» WHAT THIS EXERCISE ASKS
[a] In the text on hierarchical Bayesian analysis, what does partial pooling do to poorly constrained per-feature differences?
[b] Pick up the text on hierarchical Bayesian analysis after its last paragraph and carry it forward.

Start of TEXT BLOCK

In [None]:
import logging

import arviz as az
import numpy as np
import pymc as pm

from bedroc import debug_logger
from bedroc.hierarchical import (
    Analyzer,
    SyntheticDataGenerator,
    hierarchical_difference_model,
    zero_difference_model,
)

logger = debug_logger()
logger.setLevel(logging.INFO)

# Hierarchical Bayesian analysis for multi-feature data

We apply a hierarchical Bayesian modeling framework to multi-feature data in order to infer systematic differences between two groups, A and B. Each data point contains multiple measured features, and these features may vary widely in scale, noise level, or informativeness. A hierarchical formulation allows the model to borrow statistical strength across features, leading to more stable and interpretable inferences.

In the model, each feature has its own mean in group A and an associated mean difference describing how group B deviates from group A. These per-feature differences are not estimated independently; instead, they are linked through a higher-level distribution controlled by a global scale parameter. This induces partial pooling, which automatically shrinks poorly constrained differences toward zero while allowing genuinely strong signals to stand out.

This approach provides coherent uncertainty quantification, posterior estimates of feature-level effect sizes, and a principled comparison against a simpler zero-difference model. The hierarchical model is therefore well suited for high-dimensional problems where features differ in variability or sample support.

End of TEXT BLOCK
Start of DATA PROVIDED

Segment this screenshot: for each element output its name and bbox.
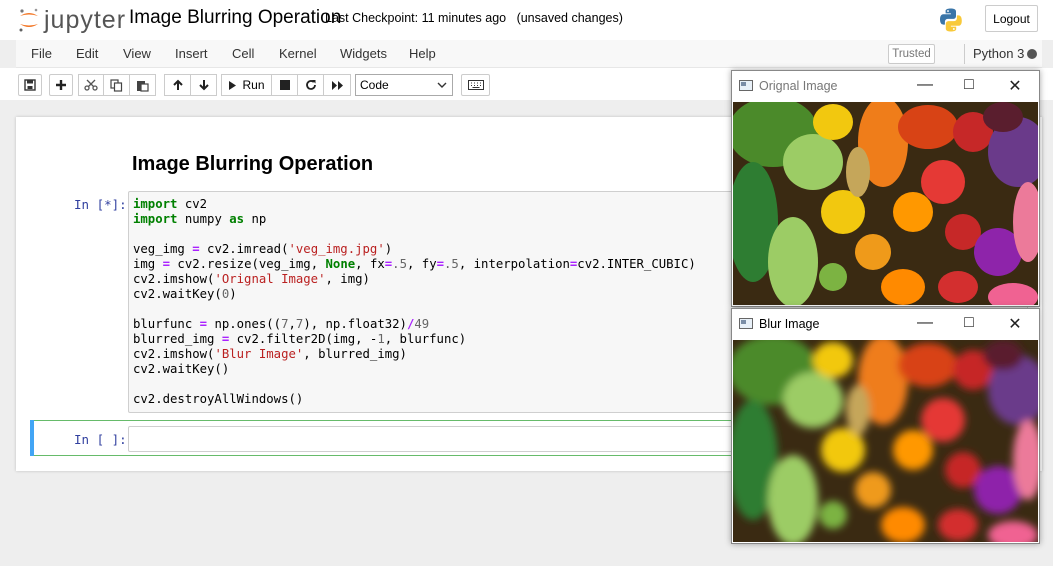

End of DATA PROVIDED

» ANSWER LIST
[a] It automatically shrinks them toward zero.

[b]
## Generate and plot synthetic data

Set a random seed for reproducibility

In [None]:
RANDOM_SEED = 123

We begin by generating synthetic data to explore the behaviour of the hierarchical model. The parameters below control the separation between the two groups, the variability of feature means, and the underlying noise levels. You are encouraged to modify these settings to observe how changes in effect size, noise, or feature-level variability influence the inference and model comparison.

In [None]:
data_generator = SyntheticDataGenerator(
    100,
    random_seed=RANDOM_SEED,
    # difference_scale=0.5,
    # type_a_std_of_mean=1.0,
    # type_b_std_of_mean=1.5,
    # sigma_min=0.5,
    # sigma_max=2.0,
)
data_generator.generate()

We next plot the synthetic dataset to visualise the underlying structure of the two groups. The figure displays the raw feature distributions for Types A and B alongside the true parameters used to generate them, allowing us to verify the intended separation and noise characteristics before fitting any models.

In [None]:
_ = data_generator.plot()

This line calls the helper function ``hierarchical_difference_model``, which builds and samples the hierarchical Bayesian model. It returns both the constructed PyMC model object (``model``) and the posterior samples stored in an InferenceData object (``idata``).

In [None]:
model, idata = hierarchical_difference_model(
    data_generator.X_A, data_generator.X_B, random_seed=RANDOM_SEED
)

# Analyze the inference

After running the hierarchical Bayesian model and obtaining posterior samples in ``idata``, we create a data analyzer object. This analyzer helps us inspect and interpret the results.

In [None]:
analyzer = Analyzer(model, idata)

Use the data analyzer to visualize the results of the hierarchical Bayesian inference.

In [None]:
_ = analyzer.plot_prior_predictive()

In [None]:
_ = analyzer.plot_posterior_predictive(thinning_factor=10)

In [None]:
_ = analyzer.plot_posterior(var_names=["mu_A", "mu_B"])

In [None]:
_ = analyzer.plot_posterior_differences()

In [None]:
_ = analyzer.plot_posterior_effect_size()

For the confusion matrix, we generate some out-of-sample data. The goal is to evaluate the model's classification performance on new data that was not seen during training. This allows us to test generalization, avoiding overly optimistic metrics that could arise if we only measured accuracy on the training set.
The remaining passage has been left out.